▶ _SET PROBLEM_: Identify each line in the records below that contains the word "Раздел", and copy it.
⁂
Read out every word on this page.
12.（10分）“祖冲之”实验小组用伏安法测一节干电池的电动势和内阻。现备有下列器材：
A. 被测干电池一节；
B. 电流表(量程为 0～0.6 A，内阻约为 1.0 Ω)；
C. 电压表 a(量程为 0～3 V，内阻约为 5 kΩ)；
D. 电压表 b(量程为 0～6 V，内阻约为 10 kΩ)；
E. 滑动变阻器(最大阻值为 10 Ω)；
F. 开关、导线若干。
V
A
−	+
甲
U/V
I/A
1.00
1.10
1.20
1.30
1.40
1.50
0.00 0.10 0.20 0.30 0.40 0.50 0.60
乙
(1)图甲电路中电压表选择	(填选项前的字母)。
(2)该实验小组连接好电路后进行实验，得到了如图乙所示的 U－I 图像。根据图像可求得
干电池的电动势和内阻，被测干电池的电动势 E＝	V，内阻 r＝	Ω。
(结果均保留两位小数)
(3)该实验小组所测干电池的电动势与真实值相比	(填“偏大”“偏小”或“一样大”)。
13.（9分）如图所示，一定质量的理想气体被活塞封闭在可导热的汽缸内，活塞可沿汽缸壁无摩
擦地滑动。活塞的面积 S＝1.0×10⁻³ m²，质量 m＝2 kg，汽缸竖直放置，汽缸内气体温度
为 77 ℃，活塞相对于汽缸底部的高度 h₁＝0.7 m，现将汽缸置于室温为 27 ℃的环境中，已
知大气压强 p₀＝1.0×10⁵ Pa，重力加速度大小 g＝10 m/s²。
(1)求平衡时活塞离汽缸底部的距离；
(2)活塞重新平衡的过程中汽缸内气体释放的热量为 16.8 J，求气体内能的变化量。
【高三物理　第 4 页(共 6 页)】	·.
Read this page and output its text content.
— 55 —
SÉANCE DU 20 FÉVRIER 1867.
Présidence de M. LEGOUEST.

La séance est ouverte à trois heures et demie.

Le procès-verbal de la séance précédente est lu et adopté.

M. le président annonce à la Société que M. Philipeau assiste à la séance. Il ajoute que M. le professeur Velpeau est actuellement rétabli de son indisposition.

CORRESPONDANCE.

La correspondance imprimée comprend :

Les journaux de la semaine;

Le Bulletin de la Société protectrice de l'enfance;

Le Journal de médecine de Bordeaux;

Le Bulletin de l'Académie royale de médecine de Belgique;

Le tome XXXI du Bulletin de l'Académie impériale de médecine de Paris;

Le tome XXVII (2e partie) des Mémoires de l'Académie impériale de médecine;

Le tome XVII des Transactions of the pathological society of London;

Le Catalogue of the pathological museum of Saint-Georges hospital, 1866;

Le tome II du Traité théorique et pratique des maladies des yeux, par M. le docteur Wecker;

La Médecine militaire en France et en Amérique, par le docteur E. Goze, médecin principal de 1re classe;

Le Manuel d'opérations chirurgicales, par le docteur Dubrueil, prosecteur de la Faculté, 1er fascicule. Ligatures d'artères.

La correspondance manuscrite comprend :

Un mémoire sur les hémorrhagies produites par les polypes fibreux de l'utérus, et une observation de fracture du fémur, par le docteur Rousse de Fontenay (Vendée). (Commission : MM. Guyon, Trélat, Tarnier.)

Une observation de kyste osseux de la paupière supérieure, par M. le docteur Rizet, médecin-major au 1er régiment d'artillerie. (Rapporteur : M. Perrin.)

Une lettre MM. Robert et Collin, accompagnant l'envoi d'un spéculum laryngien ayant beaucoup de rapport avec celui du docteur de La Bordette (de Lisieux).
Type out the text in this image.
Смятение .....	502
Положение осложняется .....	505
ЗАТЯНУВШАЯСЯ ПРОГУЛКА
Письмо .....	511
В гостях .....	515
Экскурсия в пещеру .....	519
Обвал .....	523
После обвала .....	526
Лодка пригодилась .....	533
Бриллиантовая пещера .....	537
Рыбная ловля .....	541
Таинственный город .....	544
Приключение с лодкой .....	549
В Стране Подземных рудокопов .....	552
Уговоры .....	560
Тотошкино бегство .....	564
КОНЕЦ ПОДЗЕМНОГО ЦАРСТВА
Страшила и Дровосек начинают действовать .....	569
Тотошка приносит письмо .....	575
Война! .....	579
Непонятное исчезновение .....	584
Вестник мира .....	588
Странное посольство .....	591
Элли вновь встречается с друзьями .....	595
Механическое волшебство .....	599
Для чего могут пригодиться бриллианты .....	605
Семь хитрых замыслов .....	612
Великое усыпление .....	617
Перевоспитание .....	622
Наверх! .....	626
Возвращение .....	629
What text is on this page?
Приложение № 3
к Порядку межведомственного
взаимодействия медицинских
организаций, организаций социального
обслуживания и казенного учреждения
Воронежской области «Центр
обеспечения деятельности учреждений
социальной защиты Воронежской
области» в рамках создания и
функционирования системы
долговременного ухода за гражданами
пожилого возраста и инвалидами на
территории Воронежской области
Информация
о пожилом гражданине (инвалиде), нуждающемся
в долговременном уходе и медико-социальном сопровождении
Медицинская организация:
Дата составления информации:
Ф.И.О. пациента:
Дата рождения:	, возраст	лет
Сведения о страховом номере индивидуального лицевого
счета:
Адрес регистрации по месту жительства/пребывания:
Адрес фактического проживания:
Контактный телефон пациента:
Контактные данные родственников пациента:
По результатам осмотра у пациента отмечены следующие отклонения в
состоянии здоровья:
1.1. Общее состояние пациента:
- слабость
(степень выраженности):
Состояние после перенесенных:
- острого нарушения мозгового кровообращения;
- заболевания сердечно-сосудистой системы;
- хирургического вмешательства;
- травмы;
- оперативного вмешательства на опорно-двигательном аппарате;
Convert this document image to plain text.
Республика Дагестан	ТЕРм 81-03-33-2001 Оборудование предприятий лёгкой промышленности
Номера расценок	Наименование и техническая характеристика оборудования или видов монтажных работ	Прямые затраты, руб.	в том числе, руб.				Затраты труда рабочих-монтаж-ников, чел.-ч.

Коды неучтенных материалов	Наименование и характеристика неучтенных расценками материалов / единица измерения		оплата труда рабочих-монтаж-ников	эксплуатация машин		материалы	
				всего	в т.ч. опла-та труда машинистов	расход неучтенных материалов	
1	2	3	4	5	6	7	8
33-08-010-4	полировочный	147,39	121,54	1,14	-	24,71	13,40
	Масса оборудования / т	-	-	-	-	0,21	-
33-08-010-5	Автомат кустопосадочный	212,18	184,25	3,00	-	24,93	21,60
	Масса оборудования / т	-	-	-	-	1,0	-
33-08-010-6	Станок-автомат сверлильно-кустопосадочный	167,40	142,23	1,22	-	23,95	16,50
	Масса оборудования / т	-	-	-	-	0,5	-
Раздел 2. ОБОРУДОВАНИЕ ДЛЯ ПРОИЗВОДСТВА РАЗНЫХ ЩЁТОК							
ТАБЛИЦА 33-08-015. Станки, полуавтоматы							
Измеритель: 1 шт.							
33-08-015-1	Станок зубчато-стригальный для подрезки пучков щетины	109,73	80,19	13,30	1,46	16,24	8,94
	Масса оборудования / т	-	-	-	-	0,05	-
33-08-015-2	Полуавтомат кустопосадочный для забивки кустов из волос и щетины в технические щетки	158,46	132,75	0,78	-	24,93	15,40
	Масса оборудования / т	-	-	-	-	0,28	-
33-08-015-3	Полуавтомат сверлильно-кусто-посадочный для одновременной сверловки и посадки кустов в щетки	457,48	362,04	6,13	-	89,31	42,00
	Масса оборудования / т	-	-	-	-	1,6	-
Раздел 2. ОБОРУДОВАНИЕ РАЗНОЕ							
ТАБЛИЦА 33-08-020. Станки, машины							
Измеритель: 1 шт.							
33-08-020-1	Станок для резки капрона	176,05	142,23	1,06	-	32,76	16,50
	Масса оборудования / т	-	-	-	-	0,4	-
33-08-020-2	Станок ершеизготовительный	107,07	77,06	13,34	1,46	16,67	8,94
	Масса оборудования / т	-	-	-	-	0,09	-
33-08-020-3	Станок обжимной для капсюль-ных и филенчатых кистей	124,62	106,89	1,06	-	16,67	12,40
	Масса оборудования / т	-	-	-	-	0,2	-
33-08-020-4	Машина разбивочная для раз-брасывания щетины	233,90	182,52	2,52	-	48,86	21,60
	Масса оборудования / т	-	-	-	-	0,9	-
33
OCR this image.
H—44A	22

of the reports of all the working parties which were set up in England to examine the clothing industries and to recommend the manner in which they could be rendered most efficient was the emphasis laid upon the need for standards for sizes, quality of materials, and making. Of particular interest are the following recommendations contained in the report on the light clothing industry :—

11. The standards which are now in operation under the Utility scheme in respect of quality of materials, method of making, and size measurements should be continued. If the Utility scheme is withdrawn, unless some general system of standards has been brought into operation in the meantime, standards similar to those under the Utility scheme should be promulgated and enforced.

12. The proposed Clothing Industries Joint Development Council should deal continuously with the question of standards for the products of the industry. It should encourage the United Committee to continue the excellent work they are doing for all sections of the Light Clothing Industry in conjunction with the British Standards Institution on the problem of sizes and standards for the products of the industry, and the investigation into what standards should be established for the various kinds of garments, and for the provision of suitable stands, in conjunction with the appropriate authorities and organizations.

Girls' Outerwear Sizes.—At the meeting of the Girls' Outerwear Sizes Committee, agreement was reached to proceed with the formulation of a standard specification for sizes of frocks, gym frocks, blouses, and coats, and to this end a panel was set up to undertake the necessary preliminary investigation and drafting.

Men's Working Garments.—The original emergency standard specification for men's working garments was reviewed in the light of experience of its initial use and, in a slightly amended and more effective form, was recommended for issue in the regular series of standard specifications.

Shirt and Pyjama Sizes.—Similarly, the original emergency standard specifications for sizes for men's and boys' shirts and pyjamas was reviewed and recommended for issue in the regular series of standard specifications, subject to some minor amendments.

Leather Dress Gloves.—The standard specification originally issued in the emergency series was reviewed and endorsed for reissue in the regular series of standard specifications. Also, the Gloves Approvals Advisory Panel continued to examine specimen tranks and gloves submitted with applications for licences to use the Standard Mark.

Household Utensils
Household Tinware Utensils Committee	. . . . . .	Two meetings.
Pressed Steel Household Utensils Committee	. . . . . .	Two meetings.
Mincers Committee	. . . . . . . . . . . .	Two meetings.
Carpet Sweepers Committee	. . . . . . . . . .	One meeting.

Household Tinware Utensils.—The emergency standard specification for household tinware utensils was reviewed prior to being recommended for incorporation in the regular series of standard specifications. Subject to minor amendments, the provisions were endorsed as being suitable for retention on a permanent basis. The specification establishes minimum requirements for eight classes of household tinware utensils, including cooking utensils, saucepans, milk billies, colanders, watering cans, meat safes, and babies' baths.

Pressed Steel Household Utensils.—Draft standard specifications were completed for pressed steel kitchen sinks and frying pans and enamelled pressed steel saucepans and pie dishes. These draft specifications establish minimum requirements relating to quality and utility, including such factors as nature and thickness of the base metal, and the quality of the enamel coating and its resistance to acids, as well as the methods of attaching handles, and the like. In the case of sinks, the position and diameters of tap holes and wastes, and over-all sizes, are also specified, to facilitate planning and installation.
⁂
▶ _RESULT OF THE EXERCISE_:
Раздел 2. ОБОРУДОВАНИЕ ДЛЯ ПРОИЗВОДСТВА РАЗНЫХ ЩЁТОК							
Раздел 2. ОБОРУДОВАНИЕ РАЗНОЕ							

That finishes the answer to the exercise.